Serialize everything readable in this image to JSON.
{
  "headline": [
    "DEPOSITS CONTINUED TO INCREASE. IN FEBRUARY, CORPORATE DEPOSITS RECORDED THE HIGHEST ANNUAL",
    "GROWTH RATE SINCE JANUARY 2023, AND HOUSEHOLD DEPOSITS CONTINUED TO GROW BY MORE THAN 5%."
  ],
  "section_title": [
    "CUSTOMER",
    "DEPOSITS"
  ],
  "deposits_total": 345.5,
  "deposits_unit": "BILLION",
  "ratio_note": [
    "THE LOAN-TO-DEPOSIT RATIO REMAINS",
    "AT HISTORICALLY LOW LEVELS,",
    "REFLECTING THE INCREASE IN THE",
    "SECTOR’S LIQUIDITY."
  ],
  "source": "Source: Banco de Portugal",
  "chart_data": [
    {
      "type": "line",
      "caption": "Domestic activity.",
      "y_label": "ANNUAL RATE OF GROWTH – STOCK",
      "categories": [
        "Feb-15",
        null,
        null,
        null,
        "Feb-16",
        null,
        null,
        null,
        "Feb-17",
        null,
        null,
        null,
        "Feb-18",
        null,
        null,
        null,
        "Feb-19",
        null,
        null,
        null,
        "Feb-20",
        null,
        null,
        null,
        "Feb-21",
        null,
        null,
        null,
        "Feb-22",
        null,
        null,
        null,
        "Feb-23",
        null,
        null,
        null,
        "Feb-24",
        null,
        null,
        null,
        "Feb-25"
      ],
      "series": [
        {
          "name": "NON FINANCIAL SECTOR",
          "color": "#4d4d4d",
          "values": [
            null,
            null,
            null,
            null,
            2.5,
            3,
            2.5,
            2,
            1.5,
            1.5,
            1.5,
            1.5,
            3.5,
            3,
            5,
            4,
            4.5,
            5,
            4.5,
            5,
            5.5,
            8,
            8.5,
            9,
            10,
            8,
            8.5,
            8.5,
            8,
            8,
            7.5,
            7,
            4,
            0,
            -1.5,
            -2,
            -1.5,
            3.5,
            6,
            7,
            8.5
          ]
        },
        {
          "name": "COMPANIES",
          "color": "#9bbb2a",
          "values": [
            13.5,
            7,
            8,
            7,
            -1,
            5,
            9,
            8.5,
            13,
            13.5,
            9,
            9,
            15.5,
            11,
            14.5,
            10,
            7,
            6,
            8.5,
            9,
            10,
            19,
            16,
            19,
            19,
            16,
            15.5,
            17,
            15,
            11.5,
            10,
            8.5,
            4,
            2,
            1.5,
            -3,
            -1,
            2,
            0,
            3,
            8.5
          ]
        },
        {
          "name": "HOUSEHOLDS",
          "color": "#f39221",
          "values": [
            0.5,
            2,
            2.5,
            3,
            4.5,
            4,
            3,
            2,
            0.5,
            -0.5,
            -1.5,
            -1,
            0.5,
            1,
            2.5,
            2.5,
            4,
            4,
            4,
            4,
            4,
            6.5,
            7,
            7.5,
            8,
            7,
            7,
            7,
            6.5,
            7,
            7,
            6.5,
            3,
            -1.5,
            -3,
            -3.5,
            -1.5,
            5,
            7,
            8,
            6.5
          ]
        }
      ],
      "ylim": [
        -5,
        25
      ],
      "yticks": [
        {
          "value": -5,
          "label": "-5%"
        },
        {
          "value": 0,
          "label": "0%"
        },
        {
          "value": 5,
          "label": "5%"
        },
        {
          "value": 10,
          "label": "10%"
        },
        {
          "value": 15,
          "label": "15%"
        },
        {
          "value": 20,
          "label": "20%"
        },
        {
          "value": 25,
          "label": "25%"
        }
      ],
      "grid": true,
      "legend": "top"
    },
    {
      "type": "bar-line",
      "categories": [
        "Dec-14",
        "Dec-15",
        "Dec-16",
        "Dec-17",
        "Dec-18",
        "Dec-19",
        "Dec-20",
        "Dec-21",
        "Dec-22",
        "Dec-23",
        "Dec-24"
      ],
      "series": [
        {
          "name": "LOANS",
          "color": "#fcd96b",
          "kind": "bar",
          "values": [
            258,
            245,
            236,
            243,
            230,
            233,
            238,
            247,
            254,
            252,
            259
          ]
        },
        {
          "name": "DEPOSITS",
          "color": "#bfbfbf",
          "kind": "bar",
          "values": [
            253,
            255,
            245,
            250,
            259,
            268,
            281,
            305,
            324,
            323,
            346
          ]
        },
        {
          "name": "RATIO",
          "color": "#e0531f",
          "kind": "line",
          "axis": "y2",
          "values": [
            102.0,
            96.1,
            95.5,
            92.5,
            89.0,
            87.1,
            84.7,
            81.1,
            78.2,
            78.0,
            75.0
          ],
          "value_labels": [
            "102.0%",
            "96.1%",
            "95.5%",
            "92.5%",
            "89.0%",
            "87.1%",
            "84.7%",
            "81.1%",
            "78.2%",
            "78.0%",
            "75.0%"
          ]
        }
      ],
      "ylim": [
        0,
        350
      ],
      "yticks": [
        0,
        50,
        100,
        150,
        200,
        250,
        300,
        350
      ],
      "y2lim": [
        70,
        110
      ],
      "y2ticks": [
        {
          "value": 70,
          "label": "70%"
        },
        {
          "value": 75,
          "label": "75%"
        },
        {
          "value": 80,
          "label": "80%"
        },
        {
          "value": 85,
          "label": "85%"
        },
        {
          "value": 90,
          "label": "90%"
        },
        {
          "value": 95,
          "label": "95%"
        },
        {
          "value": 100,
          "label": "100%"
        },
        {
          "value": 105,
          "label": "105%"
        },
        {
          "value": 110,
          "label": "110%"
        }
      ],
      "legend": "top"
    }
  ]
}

* _Task instructions_:
Lines holding the word "SECTOR" in the entries above are the ones to pull out. Copy them all.

* _Task result_:
    "SECTOR’S LIQUIDITY."
          "name": "NON FINANCIAL SECTOR",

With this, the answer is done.